=== Material for the task ===
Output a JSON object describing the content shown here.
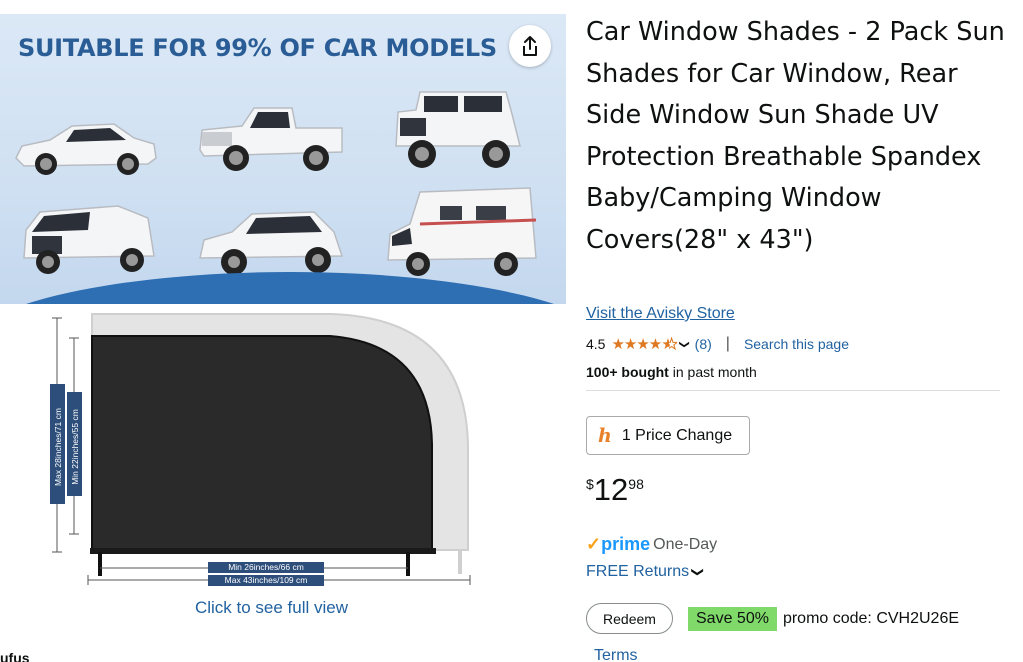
{
  "gallery": {
    "headline": "SUITABLE FOR 99% OF CAR MODELS",
    "share_icon": "share-icon",
    "dimensions": {
      "max_height": "Max 28inches/71 cm",
      "min_height": "Min 22inches/55 cm",
      "min_width": "Min 26inches/66 cm",
      "max_width": "Max 43inches/109 cm"
    },
    "view_link": "Click to see full view",
    "cutoff_text": "ufus"
  },
  "product": {
    "title": "Car Window Shades - 2 Pack Sun Shades for Car Window, Rear Side Window Sun Shade UV Protection Breathable Spandex Baby/Camping Window Covers(28\" x 43\")",
    "store_link": "Visit the Avisky Store",
    "rating": {
      "value": "4.5",
      "stars": 4.5,
      "count": "(8)",
      "separator": "|",
      "search_link": "Search this page"
    },
    "bought": {
      "bold": "100+ bought",
      "rest": " in past month"
    },
    "price_change": {
      "icon": "keepa-icon",
      "label": "1 Price Change"
    },
    "price": {
      "currency": "$",
      "whole": "12",
      "fraction": "98"
    },
    "prime": {
      "check": "✓",
      "word": "prime",
      "delivery": "One-Day"
    },
    "returns": "FREE Returns",
    "promo": {
      "redeem": "Redeem",
      "save": "Save 50%",
      "code_text": "promo code: CVH2U26E"
    },
    "terms": "Terms"
  },
  "colors": {
    "link": "#2162a1",
    "star": "#de7921",
    "prime_blue": "#1a98ff",
    "save_green": "#7fda69",
    "headline_blue": "#2a5d96"
  }
}
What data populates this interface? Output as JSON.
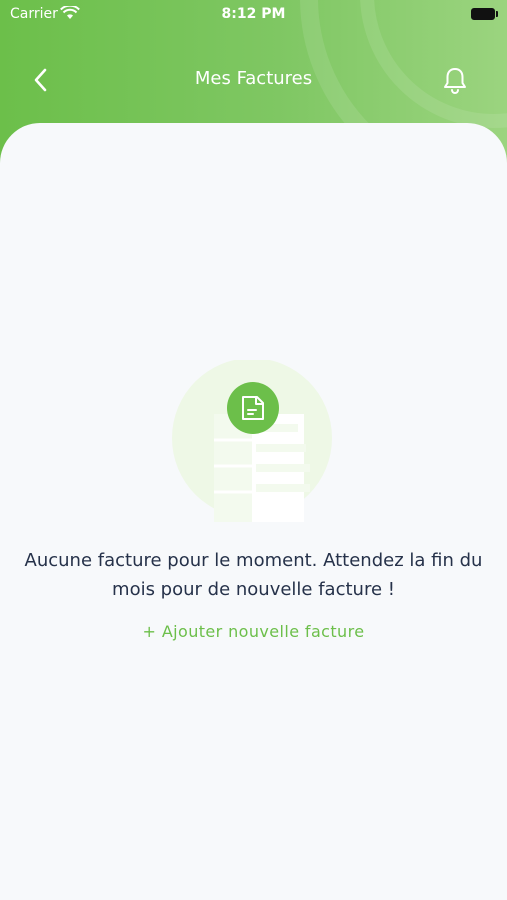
{
  "status_bar": {
    "carrier": "Carrier",
    "time": "8:12 PM"
  },
  "header": {
    "title": "Mes Factures",
    "back_icon": "chevron-left-icon",
    "bell_icon": "bell-icon"
  },
  "empty_state": {
    "illustration_icon": "document-icon",
    "message": "Aucune facture pour le moment. Attendez la fin du mois pour de nouvelle facture !",
    "add_link": "+ Ajouter nouvelle facture"
  },
  "colors": {
    "accent": "#6cbf4a",
    "text": "#26324a",
    "background": "#f7f9fb"
  }
}
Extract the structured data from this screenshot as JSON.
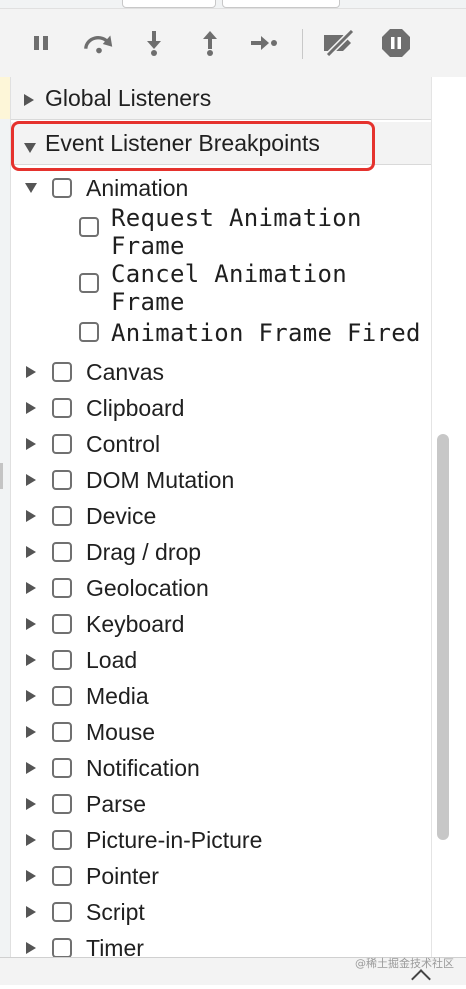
{
  "toolbar": {
    "buttons": [
      {
        "name": "pause-button",
        "icon": "pause-icon"
      },
      {
        "name": "step-over-button",
        "icon": "step-over-icon"
      },
      {
        "name": "step-into-button",
        "icon": "step-into-icon"
      },
      {
        "name": "step-out-button",
        "icon": "step-out-icon"
      },
      {
        "name": "step-button",
        "icon": "step-icon"
      },
      {
        "name": "deactivate-breakpoints-button",
        "icon": "deactivate-breakpoints-icon"
      },
      {
        "name": "pause-on-exceptions-button",
        "icon": "pause-on-exceptions-icon"
      }
    ]
  },
  "sections": {
    "global_listeners": "Global Listeners",
    "event_listener_breakpoints": "Event Listener Breakpoints"
  },
  "animation": {
    "label": "Animation",
    "expanded": true,
    "items": [
      {
        "line1": "Request Animation",
        "line2": "Frame"
      },
      {
        "line1": "Cancel Animation",
        "line2": "Frame"
      },
      {
        "line1": "Animation Frame Fired",
        "line2": ""
      }
    ]
  },
  "categories": [
    "Canvas",
    "Clipboard",
    "Control",
    "DOM Mutation",
    "Device",
    "Drag / drop",
    "Geolocation",
    "Keyboard",
    "Load",
    "Media",
    "Mouse",
    "Notification",
    "Parse",
    "Picture-in-Picture",
    "Pointer",
    "Script",
    "Timer"
  ],
  "watermark": "@稀土掘金技术社区",
  "colors": {
    "highlight": "#e5322d",
    "icon": "#6e6e6e",
    "header_bg": "#f3f3f3"
  }
}
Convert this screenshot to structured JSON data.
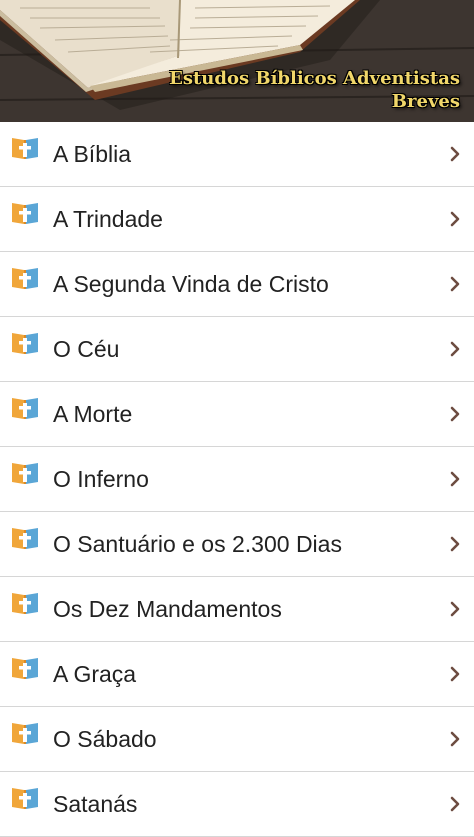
{
  "header": {
    "title_line1": "Estudos Bíblicos Adventistas",
    "title_line2": "Breves",
    "title_color": "#f1d76a"
  },
  "icon_colors": {
    "book_left": "#f0a63a",
    "book_right": "#5aa6d6",
    "cross": "#ffffff"
  },
  "chevron_color": "#6d4c41",
  "list": {
    "items": [
      {
        "label": "A Bíblia"
      },
      {
        "label": "A Trindade"
      },
      {
        "label": "A Segunda Vinda de Cristo"
      },
      {
        "label": "O Céu"
      },
      {
        "label": "A Morte"
      },
      {
        "label": "O Inferno"
      },
      {
        "label": "O Santuário e os 2.300 Dias"
      },
      {
        "label": "Os Dez Mandamentos"
      },
      {
        "label": "A Graça"
      },
      {
        "label": "O Sábado"
      },
      {
        "label": "Satanás"
      }
    ]
  }
}
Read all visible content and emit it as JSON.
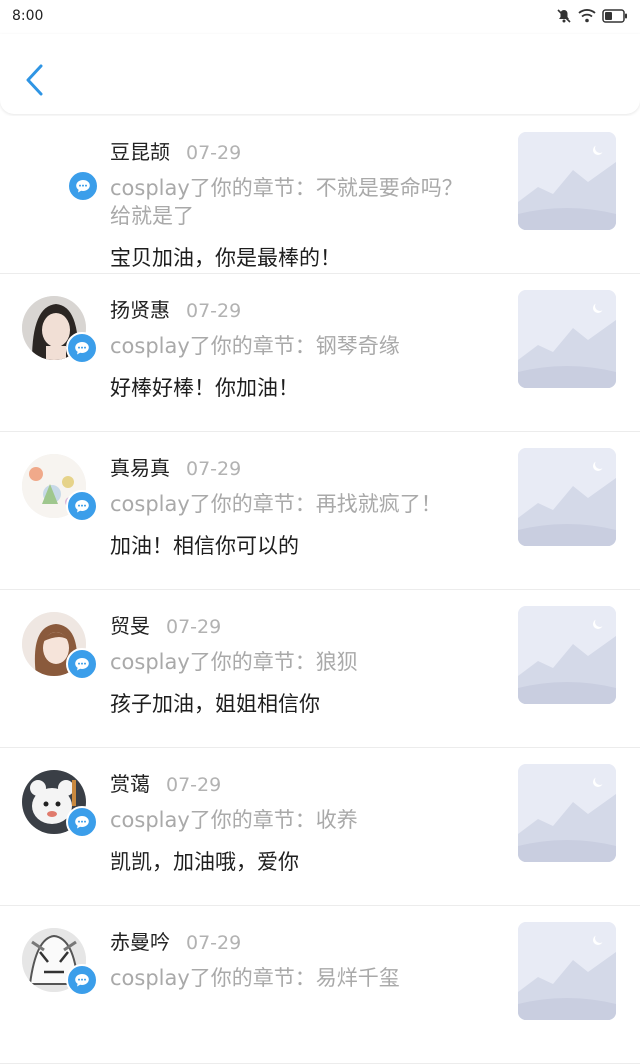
{
  "status_bar": {
    "time": "8:00"
  },
  "items": [
    {
      "name": "豆昆颉",
      "date": "07-29",
      "action": "cosplay了你的章节：不就是要命吗？给就是了",
      "comment": "宝贝加油，你是最棒的！"
    },
    {
      "name": "扬贤惠",
      "date": "07-29",
      "action": "cosplay了你的章节：钢琴奇缘",
      "comment": "好棒好棒！你加油！"
    },
    {
      "name": "真易真",
      "date": "07-29",
      "action": "cosplay了你的章节：再找就疯了！",
      "comment": "加油！相信你可以的"
    },
    {
      "name": "贸旻",
      "date": "07-29",
      "action": "cosplay了你的章节：狼狈",
      "comment": "孩子加油，姐姐相信你"
    },
    {
      "name": "赏蔼",
      "date": "07-29",
      "action": "cosplay了你的章节：收养",
      "comment": "凯凯，加油哦，爱你"
    },
    {
      "name": "赤曼吟",
      "date": "07-29",
      "action": "cosplay了你的章节：易烊千玺",
      "comment": ""
    }
  ]
}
===
Gather each line from the entries above that includes the word "nouvelle".

▶ **Written solution**:
    "message": "Aucune facture pour le moment. Attendez la fin du mois pour de nouvelle facture !",
    "add_link": "+ Ajouter nouvelle facture"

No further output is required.